# [REQUIRED TASK]
Locate every line in the records below that contains the word "title", and copy each one.

# [THE DATA]
++++++
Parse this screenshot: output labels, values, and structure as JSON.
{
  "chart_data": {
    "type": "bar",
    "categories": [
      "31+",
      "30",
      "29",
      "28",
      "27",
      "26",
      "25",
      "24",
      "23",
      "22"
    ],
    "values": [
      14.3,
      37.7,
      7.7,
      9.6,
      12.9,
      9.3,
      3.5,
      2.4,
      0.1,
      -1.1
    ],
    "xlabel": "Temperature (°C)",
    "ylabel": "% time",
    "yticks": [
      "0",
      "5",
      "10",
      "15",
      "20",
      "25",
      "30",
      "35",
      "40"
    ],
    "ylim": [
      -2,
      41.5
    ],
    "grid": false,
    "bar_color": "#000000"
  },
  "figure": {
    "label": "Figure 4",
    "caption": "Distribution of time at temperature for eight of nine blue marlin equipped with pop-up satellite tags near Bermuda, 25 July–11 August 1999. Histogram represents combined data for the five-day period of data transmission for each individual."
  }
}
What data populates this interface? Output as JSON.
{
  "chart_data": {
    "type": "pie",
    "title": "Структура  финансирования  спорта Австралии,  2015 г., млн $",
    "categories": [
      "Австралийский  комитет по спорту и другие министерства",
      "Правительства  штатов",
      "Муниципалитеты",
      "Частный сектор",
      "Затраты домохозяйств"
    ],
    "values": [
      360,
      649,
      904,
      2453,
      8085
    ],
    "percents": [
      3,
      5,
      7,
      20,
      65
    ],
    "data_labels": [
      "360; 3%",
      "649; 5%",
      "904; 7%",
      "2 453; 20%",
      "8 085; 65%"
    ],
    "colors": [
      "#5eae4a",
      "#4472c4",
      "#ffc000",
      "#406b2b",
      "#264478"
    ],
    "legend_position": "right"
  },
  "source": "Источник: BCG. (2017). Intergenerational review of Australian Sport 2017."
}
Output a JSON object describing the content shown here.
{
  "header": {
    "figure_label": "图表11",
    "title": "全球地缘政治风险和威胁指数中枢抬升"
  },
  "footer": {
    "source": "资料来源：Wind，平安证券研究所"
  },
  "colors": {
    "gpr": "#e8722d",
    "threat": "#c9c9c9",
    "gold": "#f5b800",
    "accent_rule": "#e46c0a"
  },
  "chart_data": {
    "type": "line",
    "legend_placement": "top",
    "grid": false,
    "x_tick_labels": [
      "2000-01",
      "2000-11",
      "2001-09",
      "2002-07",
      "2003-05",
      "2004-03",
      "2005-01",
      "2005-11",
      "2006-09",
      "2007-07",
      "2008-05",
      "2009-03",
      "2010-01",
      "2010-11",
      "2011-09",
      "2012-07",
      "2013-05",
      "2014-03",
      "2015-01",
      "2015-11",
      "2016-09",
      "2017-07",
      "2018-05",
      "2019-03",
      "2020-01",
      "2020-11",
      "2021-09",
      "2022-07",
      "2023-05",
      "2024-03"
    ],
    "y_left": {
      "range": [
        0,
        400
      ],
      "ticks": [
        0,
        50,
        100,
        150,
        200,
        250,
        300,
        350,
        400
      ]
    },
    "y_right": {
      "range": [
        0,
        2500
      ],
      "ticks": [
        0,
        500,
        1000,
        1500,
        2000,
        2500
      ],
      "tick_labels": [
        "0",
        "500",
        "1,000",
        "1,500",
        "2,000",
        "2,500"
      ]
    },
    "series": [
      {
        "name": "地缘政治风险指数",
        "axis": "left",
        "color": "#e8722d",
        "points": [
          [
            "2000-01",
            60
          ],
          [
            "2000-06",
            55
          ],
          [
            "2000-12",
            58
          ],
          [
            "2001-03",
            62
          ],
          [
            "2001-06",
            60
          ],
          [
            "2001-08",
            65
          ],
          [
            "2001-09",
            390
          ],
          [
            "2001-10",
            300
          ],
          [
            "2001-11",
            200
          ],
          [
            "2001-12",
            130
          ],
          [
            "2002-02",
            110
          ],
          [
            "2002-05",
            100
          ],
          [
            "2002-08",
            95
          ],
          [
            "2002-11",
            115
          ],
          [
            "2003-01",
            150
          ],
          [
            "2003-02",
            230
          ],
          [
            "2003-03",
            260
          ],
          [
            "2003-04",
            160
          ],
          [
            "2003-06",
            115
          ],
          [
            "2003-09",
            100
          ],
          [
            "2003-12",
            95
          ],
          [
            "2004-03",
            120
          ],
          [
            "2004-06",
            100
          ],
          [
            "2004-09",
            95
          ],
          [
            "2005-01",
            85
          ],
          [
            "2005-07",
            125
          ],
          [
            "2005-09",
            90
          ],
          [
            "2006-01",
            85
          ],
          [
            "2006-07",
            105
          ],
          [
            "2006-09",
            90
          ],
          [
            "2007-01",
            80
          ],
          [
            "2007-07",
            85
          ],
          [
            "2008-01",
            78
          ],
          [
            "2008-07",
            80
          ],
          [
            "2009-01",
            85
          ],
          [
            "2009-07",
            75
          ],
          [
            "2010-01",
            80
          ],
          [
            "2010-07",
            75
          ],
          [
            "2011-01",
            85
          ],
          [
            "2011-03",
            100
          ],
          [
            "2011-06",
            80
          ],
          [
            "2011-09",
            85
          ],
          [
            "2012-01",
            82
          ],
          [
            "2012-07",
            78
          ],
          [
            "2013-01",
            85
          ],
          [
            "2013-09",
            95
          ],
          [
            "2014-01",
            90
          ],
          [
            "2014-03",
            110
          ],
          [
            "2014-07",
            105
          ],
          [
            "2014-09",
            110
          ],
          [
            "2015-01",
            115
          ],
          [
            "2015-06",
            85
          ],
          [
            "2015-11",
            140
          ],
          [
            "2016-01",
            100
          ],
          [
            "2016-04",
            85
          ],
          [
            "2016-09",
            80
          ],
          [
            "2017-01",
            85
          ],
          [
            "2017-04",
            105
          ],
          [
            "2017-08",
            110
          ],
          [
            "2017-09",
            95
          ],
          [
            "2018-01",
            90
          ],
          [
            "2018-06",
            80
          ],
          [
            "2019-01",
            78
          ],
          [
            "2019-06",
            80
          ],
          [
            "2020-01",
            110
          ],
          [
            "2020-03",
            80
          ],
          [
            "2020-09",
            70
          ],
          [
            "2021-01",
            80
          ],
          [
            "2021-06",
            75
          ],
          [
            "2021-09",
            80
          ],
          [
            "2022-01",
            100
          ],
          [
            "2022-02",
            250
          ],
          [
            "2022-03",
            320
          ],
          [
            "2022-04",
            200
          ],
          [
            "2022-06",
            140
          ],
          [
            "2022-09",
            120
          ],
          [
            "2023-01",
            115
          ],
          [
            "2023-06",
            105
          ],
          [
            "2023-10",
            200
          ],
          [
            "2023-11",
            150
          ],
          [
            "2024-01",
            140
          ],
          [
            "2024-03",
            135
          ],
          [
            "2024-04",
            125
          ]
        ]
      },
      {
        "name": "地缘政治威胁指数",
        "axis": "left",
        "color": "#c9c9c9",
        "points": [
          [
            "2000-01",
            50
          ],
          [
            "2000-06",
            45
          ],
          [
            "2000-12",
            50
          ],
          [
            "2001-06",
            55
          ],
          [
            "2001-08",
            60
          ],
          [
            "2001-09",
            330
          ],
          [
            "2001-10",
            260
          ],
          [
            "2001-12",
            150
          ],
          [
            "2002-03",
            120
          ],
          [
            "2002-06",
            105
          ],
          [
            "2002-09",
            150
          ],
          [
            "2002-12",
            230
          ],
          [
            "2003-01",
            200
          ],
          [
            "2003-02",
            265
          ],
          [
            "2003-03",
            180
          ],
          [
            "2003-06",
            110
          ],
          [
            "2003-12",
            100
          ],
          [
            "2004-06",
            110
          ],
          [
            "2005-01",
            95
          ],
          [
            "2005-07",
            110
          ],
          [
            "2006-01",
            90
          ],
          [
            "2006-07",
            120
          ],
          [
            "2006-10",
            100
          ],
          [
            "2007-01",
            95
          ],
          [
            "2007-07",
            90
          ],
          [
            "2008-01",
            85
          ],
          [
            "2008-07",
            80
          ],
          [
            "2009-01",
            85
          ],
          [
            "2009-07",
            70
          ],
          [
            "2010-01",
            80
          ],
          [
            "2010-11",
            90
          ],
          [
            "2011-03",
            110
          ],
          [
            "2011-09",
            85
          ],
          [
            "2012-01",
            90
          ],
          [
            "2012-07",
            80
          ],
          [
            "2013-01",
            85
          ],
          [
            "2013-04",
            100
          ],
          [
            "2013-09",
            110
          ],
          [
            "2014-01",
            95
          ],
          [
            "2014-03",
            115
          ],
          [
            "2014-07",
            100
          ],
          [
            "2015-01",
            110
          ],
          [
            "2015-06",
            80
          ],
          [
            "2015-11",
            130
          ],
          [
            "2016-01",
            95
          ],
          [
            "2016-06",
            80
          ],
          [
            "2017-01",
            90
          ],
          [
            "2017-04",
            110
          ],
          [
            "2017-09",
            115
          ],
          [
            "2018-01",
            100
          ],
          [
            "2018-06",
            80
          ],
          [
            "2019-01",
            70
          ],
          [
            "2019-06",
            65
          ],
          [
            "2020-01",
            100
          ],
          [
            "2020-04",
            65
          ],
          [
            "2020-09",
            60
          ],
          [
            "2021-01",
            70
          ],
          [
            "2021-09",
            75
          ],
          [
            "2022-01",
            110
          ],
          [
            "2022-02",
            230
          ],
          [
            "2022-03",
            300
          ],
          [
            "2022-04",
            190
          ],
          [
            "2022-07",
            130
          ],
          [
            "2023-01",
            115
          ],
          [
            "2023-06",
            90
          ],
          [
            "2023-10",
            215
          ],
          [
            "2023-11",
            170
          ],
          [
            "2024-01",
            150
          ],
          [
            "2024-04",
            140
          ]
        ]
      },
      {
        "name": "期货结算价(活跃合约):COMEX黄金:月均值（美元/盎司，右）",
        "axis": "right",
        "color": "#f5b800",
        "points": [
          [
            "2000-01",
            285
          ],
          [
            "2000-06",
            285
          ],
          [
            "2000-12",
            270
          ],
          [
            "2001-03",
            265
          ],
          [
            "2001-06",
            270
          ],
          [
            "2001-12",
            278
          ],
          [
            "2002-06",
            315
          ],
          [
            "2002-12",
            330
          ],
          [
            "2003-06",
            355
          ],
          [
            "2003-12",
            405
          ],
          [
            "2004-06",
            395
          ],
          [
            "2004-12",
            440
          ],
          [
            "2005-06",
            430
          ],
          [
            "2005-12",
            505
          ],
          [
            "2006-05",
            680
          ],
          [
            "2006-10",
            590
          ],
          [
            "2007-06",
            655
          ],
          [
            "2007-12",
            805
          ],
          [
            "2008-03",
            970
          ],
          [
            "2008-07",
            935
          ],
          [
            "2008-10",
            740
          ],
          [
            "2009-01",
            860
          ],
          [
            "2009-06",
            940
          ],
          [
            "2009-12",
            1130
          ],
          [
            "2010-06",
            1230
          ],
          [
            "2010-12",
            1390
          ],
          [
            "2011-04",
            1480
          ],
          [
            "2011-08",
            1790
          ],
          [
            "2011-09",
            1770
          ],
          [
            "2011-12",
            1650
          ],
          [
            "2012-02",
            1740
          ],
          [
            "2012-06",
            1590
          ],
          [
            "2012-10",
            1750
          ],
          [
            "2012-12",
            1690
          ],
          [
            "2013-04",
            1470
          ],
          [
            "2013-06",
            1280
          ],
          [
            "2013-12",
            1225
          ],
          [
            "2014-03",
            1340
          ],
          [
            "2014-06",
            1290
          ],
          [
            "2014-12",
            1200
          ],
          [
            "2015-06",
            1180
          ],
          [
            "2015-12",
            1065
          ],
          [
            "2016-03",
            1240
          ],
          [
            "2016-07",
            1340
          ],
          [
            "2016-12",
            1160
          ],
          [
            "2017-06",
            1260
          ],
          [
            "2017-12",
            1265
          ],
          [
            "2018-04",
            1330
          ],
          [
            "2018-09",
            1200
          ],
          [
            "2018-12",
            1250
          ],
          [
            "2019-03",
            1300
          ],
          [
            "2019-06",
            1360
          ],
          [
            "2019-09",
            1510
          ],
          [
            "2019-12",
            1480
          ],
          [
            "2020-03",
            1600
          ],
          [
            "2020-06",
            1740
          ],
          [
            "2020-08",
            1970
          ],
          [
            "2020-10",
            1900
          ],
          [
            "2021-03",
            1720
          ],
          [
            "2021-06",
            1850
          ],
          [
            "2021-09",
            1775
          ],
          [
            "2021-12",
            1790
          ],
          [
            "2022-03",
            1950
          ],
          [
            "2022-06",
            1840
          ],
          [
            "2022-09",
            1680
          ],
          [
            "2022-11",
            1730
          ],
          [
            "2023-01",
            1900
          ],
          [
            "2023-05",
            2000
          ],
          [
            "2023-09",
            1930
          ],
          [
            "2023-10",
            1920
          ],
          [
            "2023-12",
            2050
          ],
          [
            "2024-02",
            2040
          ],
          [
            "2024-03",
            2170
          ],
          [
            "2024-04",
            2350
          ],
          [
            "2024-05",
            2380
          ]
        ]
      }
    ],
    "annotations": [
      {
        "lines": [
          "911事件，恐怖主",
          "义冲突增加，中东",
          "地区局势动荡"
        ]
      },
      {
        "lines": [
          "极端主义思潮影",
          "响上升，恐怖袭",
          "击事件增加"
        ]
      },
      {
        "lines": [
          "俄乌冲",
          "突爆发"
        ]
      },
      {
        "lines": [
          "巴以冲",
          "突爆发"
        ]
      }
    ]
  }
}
++++++
# [TASK OUTPUT]
    "title": "Структура  финансирования  спорта Австралии,  2015 г., млн $",
    "title": "全球地缘政治风险和威胁指数中枢抬升"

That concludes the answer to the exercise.